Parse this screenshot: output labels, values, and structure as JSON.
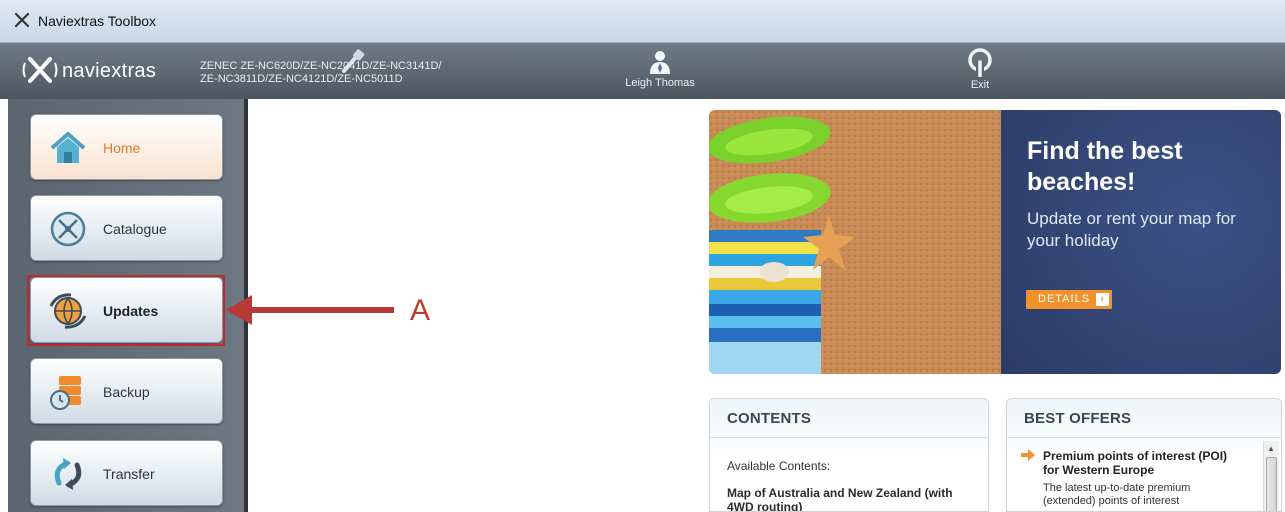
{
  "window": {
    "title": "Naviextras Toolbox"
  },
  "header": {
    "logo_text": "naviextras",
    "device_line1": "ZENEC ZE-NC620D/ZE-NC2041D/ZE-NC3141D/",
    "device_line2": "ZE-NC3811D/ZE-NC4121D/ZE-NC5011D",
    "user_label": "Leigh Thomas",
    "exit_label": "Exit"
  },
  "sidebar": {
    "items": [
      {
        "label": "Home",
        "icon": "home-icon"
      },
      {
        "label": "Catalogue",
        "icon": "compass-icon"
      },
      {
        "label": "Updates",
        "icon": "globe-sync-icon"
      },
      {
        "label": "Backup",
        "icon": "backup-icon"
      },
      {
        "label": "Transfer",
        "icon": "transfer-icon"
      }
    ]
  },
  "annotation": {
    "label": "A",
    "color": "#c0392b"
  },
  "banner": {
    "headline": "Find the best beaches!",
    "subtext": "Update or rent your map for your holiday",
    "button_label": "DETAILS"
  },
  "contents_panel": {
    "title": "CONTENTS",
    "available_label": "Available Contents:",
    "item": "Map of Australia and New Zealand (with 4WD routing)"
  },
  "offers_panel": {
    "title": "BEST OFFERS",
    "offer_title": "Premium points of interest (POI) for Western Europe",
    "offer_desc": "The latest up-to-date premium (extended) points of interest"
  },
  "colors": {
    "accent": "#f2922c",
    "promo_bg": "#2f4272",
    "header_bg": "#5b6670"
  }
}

# # # # #

* _Work to do_:
Reproduce the material in its entirety and word for word, without the pictures.

* _Response for this exercise_:
Parse this screenshot: output labels, values, and structure as JSON.
{
  "window": {
    "title": "Naviextras Toolbox"
  },
  "header": {
    "logo_text": "naviextras",
    "device_line1": "ZENEC ZE-NC620D/ZE-NC2041D/ZE-NC3141D/",
    "device_line2": "ZE-NC3811D/ZE-NC4121D/ZE-NC5011D",
    "user_label": "Leigh Thomas",
    "exit_label": "Exit"
  },
  "sidebar": {
    "items": [
      {
        "label": "Home",
        "icon": "home-icon"
      },
      {
        "label": "Catalogue",
        "icon": "compass-icon"
      },
      {
        "label": "Updates",
        "icon": "globe-sync-icon"
      },
      {
        "label": "Backup",
        "icon": "backup-icon"
      },
      {
        "label": "Transfer",
        "icon": "transfer-icon"
      }
    ]
  },
  "annotation": {
    "label": "A",
    "color": "#c0392b"
  },
  "banner": {
    "headline": "Find the best beaches!",
    "subtext": "Update or rent your map for your holiday",
    "button_label": "DETAILS"
  },
  "contents_panel": {
    "title": "CONTENTS",
    "available_label": "Available Contents:",
    "item": "Map of Australia and New Zealand (with 4WD routing)"
  },
  "offers_panel": {
    "title": "BEST OFFERS",
    "offer_title": "Premium points of interest (POI) for Western Europe",
    "offer_desc": "The latest up-to-date premium (extended) points of interest"
  },
  "colors": {
    "accent": "#f2922c",
    "promo_bg": "#2f4272",
    "header_bg": "#5b6670"
  }
}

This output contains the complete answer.